** Start of Records shown **

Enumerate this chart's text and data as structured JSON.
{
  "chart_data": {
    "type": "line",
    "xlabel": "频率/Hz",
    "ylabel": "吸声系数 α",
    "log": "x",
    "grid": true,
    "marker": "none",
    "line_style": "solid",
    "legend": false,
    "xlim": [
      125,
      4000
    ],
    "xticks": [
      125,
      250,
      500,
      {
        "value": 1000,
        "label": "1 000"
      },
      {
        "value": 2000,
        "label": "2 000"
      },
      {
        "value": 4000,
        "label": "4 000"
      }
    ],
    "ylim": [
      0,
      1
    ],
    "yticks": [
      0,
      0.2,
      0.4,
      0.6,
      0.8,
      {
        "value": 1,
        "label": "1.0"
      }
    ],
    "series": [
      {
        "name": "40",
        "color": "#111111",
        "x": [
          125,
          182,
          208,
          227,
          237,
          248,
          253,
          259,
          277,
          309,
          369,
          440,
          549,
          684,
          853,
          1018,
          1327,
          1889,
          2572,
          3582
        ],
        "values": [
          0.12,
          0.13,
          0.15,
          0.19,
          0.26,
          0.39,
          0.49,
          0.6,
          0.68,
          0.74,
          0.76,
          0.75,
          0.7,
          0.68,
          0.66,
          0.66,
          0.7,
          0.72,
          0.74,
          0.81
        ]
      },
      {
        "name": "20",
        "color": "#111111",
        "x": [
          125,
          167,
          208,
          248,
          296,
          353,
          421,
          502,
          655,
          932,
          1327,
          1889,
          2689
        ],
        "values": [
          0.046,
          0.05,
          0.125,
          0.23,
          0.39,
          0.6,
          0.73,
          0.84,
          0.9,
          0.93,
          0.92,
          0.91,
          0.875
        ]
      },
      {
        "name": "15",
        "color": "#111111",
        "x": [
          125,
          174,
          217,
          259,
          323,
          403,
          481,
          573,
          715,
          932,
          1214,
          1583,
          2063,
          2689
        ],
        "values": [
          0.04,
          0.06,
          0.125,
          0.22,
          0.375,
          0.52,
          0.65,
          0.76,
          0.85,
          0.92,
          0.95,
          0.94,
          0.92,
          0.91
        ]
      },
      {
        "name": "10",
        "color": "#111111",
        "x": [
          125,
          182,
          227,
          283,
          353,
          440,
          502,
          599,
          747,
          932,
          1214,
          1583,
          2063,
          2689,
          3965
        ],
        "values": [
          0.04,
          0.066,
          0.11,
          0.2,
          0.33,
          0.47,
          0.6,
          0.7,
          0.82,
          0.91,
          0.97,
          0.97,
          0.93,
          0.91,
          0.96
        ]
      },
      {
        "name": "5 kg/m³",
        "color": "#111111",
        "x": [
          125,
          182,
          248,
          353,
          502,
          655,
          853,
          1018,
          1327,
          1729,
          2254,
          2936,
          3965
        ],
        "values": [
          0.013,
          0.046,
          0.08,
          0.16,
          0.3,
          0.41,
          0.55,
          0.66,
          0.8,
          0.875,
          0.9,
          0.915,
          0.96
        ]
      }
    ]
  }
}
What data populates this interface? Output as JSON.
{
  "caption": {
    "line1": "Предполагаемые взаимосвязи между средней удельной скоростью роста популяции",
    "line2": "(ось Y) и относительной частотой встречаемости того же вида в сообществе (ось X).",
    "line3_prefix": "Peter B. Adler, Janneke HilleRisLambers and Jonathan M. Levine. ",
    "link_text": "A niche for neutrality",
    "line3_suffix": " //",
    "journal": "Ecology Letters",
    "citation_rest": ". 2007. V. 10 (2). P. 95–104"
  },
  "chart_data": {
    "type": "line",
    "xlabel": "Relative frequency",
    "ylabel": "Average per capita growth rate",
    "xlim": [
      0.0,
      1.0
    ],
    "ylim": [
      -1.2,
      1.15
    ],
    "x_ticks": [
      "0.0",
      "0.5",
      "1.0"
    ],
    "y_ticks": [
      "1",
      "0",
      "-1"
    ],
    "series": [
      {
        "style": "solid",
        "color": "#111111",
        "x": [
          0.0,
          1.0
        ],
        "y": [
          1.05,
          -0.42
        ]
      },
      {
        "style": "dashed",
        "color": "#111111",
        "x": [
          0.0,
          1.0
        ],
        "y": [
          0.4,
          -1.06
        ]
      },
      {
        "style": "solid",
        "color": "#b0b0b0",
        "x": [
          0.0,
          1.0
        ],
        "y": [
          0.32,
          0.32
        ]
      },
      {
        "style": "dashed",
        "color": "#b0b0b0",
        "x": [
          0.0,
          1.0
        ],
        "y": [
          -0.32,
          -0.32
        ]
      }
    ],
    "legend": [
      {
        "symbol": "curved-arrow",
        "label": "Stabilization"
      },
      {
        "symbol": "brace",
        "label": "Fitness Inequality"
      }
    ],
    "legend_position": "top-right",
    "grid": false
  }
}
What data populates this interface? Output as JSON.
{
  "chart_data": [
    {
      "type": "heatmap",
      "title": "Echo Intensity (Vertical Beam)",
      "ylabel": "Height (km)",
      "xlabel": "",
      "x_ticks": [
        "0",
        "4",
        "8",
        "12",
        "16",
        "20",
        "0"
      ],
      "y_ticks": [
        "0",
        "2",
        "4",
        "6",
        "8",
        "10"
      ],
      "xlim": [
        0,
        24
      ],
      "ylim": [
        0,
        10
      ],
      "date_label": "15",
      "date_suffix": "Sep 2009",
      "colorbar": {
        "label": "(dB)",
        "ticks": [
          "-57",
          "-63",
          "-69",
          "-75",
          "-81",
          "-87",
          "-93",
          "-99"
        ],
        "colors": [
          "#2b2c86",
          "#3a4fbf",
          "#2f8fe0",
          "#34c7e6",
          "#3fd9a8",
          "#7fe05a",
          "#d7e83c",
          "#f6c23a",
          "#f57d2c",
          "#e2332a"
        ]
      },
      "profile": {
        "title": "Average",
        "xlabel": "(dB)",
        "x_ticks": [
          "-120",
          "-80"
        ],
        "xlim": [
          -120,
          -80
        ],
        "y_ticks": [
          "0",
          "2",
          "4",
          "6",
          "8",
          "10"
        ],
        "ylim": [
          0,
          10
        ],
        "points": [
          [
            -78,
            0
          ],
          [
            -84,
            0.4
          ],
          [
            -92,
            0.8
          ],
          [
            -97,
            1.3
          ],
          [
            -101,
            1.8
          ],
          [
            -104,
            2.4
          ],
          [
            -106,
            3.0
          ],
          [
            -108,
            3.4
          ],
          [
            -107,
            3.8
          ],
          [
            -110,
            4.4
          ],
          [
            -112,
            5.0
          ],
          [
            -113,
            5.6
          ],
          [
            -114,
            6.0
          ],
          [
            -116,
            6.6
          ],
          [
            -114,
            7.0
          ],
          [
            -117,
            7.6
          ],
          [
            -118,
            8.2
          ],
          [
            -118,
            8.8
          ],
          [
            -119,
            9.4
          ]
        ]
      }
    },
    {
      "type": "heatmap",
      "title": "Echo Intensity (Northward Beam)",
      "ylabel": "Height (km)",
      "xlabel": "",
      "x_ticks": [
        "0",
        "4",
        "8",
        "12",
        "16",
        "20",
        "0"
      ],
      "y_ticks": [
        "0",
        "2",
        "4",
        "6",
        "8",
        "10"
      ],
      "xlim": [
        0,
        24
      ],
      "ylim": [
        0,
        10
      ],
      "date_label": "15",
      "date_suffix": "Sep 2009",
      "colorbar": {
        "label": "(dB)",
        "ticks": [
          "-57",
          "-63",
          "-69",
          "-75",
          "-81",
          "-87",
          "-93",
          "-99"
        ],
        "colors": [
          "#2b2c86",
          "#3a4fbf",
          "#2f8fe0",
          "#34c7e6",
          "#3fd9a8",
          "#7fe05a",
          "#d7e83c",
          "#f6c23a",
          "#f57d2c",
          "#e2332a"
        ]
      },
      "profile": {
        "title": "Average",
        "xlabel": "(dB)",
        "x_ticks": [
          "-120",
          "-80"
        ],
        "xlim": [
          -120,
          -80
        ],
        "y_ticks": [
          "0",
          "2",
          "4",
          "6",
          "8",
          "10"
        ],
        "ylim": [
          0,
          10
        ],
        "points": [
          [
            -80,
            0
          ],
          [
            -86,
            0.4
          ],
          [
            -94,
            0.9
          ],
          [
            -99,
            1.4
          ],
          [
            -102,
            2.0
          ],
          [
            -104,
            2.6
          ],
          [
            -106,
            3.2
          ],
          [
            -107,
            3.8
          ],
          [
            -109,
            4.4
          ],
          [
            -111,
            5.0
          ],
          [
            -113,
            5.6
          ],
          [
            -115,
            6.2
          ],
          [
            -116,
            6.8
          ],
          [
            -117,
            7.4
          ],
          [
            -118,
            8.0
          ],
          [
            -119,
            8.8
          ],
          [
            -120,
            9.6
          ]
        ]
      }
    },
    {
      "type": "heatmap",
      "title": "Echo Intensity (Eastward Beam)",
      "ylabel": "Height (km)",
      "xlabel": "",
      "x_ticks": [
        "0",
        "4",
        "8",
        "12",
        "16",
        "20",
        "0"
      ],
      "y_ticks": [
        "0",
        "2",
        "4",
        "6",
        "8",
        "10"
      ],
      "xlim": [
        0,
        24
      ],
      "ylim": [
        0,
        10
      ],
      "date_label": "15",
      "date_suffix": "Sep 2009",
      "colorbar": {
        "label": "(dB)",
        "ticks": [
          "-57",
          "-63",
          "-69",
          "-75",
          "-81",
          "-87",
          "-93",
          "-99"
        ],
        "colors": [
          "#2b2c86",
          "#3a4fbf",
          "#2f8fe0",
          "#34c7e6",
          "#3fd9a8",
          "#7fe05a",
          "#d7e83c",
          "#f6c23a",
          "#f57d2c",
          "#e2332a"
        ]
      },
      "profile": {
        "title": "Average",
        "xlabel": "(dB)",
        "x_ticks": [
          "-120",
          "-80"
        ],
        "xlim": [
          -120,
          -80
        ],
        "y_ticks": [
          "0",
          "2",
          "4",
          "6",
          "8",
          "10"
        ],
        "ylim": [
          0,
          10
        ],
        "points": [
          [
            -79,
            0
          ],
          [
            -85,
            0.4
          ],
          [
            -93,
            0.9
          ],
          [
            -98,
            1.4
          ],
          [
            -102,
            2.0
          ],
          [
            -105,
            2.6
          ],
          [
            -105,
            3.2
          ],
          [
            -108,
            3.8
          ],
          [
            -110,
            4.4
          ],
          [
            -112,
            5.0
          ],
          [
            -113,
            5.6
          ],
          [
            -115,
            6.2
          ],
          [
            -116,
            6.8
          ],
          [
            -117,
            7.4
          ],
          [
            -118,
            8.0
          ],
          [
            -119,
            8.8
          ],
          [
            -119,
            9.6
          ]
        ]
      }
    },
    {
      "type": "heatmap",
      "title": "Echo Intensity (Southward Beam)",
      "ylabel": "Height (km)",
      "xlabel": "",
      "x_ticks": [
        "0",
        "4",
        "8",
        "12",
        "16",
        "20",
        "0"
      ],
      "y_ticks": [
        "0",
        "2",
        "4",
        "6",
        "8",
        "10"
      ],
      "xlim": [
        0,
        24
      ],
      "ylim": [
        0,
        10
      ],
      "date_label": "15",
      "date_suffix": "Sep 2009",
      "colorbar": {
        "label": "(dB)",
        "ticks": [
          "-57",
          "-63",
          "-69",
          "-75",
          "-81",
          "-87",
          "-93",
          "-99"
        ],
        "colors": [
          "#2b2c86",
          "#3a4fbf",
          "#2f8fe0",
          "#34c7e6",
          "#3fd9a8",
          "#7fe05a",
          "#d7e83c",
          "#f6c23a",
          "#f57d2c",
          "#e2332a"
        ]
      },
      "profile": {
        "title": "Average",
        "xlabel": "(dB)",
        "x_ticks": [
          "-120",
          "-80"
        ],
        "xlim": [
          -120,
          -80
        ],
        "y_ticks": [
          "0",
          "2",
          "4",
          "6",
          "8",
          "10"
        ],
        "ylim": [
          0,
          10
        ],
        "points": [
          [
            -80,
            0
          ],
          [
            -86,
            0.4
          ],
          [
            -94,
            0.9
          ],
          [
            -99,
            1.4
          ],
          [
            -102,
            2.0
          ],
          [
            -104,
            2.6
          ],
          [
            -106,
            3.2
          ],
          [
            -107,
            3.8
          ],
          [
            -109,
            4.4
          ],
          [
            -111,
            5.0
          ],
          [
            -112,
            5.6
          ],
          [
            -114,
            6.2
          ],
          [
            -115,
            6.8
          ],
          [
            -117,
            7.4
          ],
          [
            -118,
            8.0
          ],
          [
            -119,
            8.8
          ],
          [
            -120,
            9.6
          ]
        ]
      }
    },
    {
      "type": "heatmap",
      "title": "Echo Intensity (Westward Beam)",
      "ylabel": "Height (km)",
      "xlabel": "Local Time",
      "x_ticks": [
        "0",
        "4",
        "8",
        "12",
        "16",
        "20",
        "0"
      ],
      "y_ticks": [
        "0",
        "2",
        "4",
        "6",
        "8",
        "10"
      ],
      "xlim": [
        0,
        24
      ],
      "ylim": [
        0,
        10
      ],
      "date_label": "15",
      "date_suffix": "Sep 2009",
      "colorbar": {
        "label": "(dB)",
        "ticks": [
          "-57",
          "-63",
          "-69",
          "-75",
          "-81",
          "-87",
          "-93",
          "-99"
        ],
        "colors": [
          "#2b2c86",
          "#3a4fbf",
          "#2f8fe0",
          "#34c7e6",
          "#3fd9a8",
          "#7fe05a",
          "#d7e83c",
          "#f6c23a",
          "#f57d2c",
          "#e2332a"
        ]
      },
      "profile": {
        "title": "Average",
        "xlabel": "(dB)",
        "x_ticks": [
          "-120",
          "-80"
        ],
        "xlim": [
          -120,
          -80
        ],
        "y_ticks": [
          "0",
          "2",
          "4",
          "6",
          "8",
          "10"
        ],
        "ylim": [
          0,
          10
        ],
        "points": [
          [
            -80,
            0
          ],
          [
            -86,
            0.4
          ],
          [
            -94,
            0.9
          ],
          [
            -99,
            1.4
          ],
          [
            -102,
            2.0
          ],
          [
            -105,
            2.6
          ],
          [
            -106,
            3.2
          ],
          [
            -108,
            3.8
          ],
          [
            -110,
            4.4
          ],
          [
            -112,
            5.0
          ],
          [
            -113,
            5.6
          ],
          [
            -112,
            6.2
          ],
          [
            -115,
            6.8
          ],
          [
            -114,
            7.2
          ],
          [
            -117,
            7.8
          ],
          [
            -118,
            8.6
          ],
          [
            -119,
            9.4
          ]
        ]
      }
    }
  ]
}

** End of Records shown **

• _Problem_: From the entries above, copy each line holding "Echo".

• _Output for this exercise_:
      "title": "Echo Intensity (Vertical Beam)",
      "title": "Echo Intensity (Northward Beam)",
      "title": "Echo Intensity (Eastward Beam)",
      "title": "Echo Intensity (Southward Beam)",
      "title": "Echo Intensity (Westward Beam)",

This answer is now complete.